Data entries:

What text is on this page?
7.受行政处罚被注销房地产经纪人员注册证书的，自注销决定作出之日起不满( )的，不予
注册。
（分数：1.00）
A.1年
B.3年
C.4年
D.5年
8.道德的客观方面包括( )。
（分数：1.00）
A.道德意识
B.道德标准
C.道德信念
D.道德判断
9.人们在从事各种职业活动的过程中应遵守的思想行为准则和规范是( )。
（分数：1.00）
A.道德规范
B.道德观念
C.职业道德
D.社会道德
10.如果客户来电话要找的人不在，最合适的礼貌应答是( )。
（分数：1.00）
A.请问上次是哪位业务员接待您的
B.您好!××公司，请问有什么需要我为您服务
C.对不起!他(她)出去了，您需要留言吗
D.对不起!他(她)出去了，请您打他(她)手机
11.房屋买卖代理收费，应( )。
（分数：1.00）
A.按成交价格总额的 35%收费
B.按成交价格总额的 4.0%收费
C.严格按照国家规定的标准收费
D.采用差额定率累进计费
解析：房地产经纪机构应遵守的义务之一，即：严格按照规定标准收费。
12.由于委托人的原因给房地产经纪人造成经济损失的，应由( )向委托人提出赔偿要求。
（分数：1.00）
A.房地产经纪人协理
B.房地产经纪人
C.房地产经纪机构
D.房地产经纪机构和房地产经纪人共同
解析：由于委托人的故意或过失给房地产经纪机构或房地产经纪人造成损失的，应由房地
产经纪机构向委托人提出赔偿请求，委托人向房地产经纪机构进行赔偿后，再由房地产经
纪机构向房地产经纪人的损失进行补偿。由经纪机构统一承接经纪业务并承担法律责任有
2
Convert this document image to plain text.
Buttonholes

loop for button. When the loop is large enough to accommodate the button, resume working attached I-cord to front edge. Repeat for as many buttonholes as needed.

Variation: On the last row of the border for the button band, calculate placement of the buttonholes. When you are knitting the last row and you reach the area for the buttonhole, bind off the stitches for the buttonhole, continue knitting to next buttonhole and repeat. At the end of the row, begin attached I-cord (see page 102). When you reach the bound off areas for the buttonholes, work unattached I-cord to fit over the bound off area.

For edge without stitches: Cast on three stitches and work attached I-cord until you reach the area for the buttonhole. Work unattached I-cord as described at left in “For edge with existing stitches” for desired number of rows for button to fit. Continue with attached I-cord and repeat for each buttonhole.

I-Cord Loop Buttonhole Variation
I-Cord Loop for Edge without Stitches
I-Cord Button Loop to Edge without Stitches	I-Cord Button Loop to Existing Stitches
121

## Short task
Print all of the entries exactly as they appear.

## Result
What text is on this page?
7.受行政处罚被注销房地产经纪人员注册证书的，自注销决定作出之日起不满( )的，不予
注册。
（分数：1.00）
A.1年
B.3年
C.4年
D.5年
8.道德的客观方面包括( )。
（分数：1.00）
A.道德意识
B.道德标准
C.道德信念
D.道德判断
9.人们在从事各种职业活动的过程中应遵守的思想行为准则和规范是( )。
（分数：1.00）
A.道德规范
B.道德观念
C.职业道德
D.社会道德
10.如果客户来电话要找的人不在，最合适的礼貌应答是( )。
（分数：1.00）
A.请问上次是哪位业务员接待您的
B.您好!××公司，请问有什么需要我为您服务
C.对不起!他(她)出去了，您需要留言吗
D.对不起!他(她)出去了，请您打他(她)手机
11.房屋买卖代理收费，应( )。
（分数：1.00）
A.按成交价格总额的 35%收费
B.按成交价格总额的 4.0%收费
C.严格按照国家规定的标准收费
D.采用差额定率累进计费
解析：房地产经纪机构应遵守的义务之一，即：严格按照规定标准收费。
12.由于委托人的原因给房地产经纪人造成经济损失的，应由( )向委托人提出赔偿要求。
（分数：1.00）
A.房地产经纪人协理
B.房地产经纪人
C.房地产经纪机构
D.房地产经纪机构和房地产经纪人共同
解析：由于委托人的故意或过失给房地产经纪机构或房地产经纪人造成损失的，应由房地
产经纪机构向委托人提出赔偿请求，委托人向房地产经纪机构进行赔偿后，再由房地产经
纪机构向房地产经纪人的损失进行补偿。由经纪机构统一承接经纪业务并承担法律责任有
2
Convert this document image to plain text.
Buttonholes

loop for button. When the loop is large enough to accommodate the button, resume working attached I-cord to front edge. Repeat for as many buttonholes as needed.

Variation: On the last row of the border for the button band, calculate placement of the buttonholes. When you are knitting the last row and you reach the area for the buttonhole, bind off the stitches for the buttonhole, continue knitting to next buttonhole and repeat. At the end of the row, begin attached I-cord (see page 102). When you reach the bound off areas for the buttonholes, work unattached I-cord to fit over the bound off area.

For edge without stitches: Cast on three stitches and work attached I-cord until you reach the area for the buttonhole. Work unattached I-cord as described at left in “For edge with existing stitches” for desired number of rows for button to fit. Continue with attached I-cord and repeat for each buttonhole.

I-Cord Loop Buttonhole Variation
I-Cord Loop for Edge without Stitches
I-Cord Button Loop to Edge without Stitches	I-Cord Button Loop to Existing Stitches
121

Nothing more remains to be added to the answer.